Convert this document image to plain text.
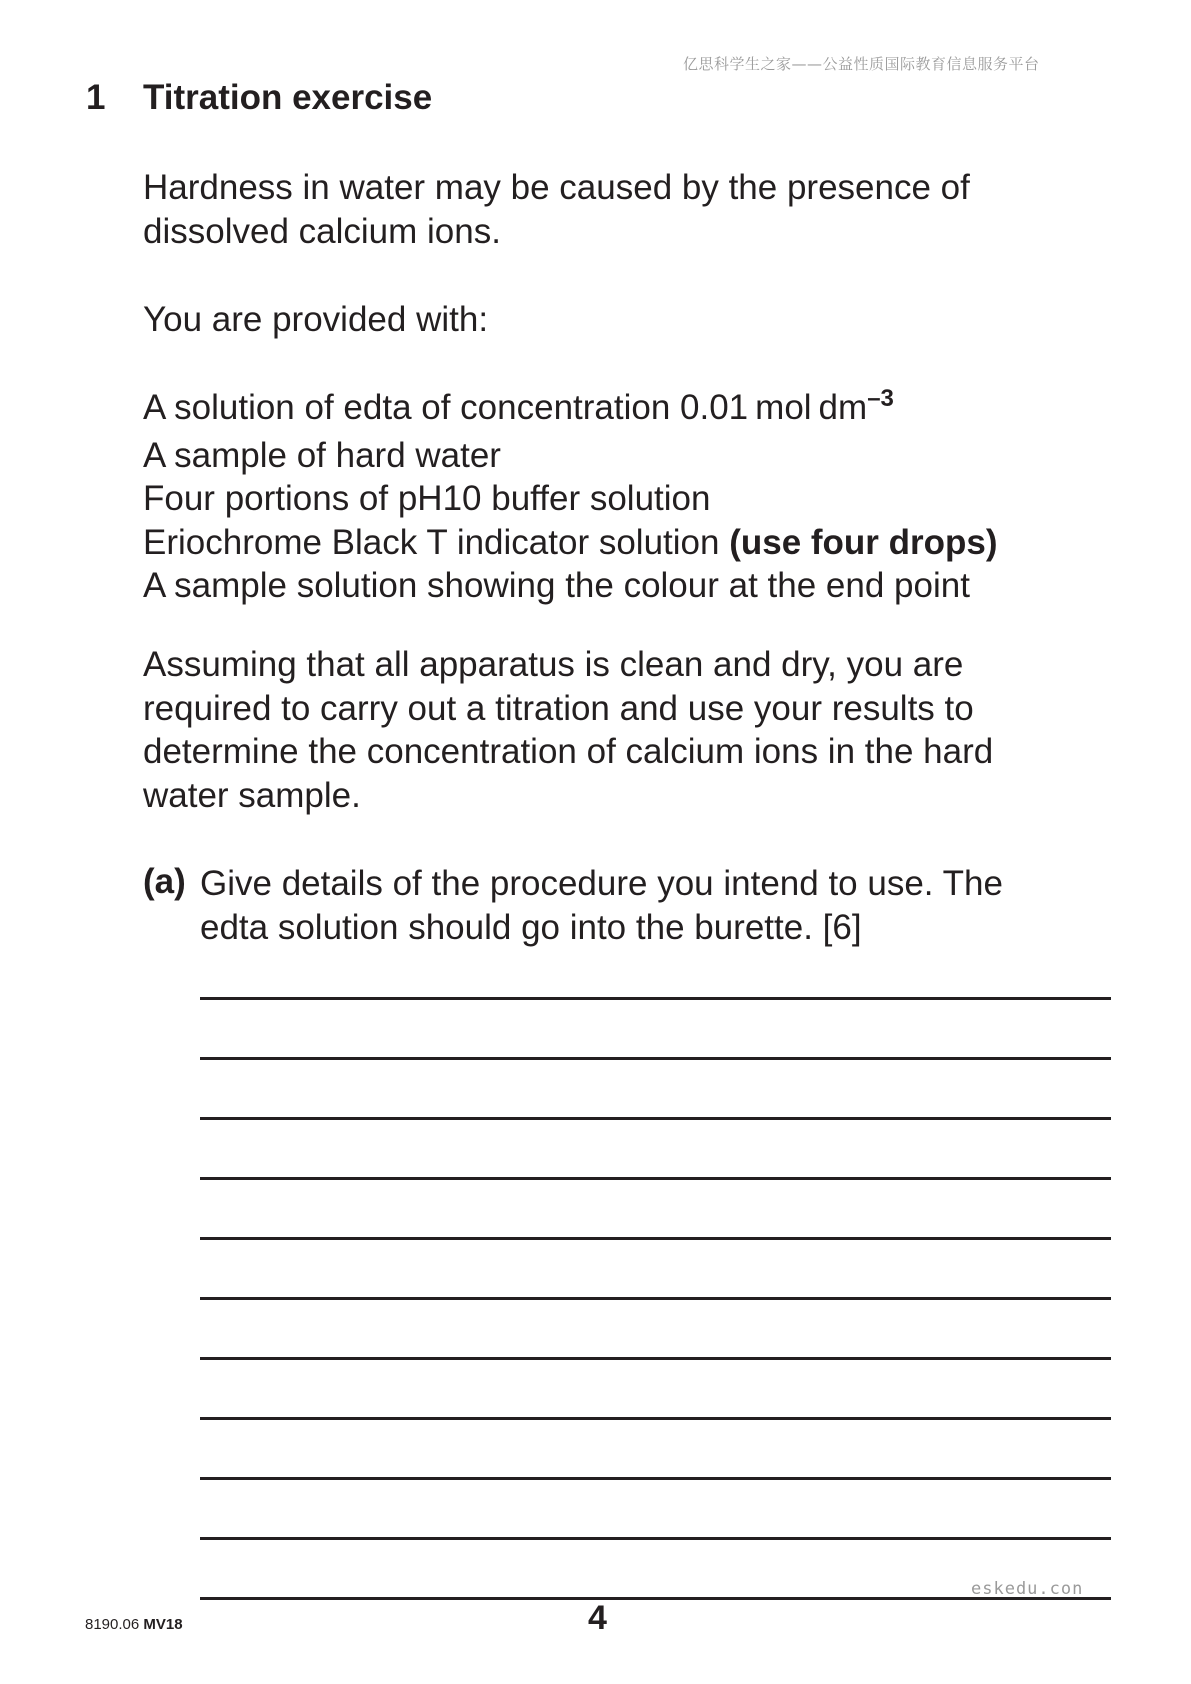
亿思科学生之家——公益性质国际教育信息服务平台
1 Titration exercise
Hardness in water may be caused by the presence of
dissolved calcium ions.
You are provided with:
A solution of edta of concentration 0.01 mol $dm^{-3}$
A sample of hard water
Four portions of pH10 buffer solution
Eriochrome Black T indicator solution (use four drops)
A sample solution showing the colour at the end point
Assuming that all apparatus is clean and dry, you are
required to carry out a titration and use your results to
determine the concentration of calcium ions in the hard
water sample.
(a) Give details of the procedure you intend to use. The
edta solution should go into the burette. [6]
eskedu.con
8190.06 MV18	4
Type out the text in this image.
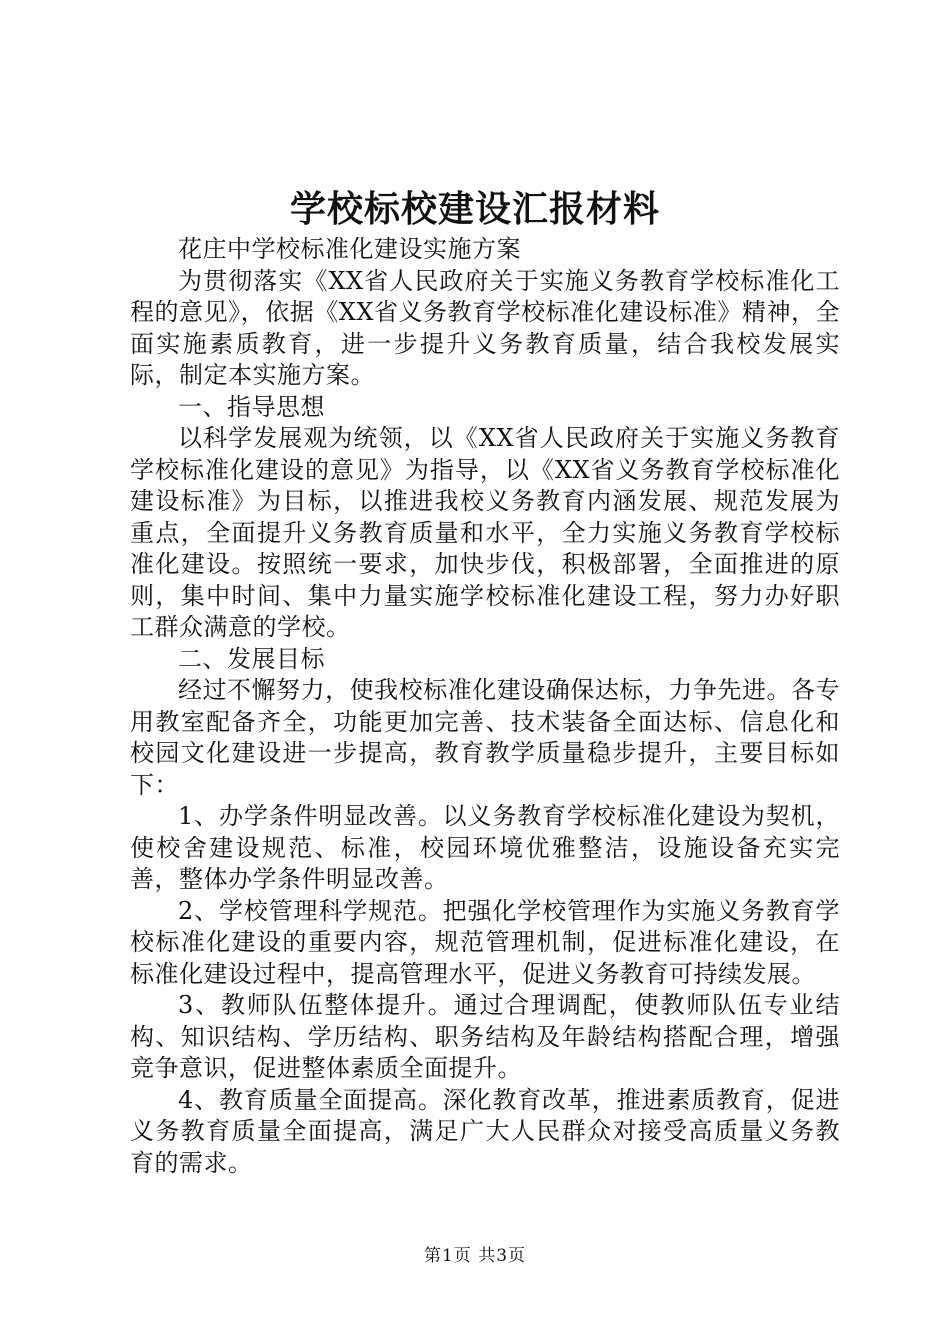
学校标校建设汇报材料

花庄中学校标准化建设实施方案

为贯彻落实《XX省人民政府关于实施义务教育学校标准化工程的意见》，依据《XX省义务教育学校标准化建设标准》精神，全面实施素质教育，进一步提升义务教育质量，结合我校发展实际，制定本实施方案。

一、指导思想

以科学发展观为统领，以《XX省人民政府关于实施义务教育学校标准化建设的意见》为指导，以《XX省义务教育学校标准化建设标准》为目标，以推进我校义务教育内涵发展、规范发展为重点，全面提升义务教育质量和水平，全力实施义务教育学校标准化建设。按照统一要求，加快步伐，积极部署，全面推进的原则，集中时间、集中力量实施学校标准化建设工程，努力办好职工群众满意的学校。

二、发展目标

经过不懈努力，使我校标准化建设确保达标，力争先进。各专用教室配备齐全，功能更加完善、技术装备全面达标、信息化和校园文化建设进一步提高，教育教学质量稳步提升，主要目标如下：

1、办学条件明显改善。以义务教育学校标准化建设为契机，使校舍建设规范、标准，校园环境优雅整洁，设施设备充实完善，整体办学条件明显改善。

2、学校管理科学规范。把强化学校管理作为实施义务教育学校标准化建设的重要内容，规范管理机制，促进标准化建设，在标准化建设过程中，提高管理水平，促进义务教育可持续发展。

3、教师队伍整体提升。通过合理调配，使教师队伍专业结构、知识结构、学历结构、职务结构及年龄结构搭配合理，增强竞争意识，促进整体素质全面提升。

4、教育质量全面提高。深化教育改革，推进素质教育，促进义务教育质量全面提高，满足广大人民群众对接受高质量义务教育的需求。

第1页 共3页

________________________________________

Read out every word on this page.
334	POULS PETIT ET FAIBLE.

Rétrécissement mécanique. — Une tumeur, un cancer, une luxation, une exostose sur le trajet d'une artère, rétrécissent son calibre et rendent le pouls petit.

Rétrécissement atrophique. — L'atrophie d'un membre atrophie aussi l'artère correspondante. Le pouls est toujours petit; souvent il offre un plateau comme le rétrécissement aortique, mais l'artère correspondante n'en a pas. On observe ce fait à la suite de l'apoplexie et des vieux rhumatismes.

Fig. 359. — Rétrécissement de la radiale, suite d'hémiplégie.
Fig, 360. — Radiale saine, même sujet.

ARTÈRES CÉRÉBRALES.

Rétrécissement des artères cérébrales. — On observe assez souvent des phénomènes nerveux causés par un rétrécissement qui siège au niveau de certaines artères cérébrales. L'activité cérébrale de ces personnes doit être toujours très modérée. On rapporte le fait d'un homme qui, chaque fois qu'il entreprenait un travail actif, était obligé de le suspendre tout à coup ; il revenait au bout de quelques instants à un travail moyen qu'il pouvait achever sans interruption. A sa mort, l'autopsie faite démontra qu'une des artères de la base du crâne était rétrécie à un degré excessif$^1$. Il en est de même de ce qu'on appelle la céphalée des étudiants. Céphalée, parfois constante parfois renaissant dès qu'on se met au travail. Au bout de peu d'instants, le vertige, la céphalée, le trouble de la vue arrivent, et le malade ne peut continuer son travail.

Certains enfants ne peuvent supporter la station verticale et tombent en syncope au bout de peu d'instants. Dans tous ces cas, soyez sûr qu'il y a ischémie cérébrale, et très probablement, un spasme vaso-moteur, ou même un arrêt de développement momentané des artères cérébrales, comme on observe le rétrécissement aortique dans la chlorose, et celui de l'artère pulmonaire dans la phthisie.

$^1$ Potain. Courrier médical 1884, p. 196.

________________________________________

> TASK REQUIREMENTS: Find each line holding "text". Copy it out.

> REPLY TO THE TASK:
Convert this document image to plain text.
Type out the text in this image.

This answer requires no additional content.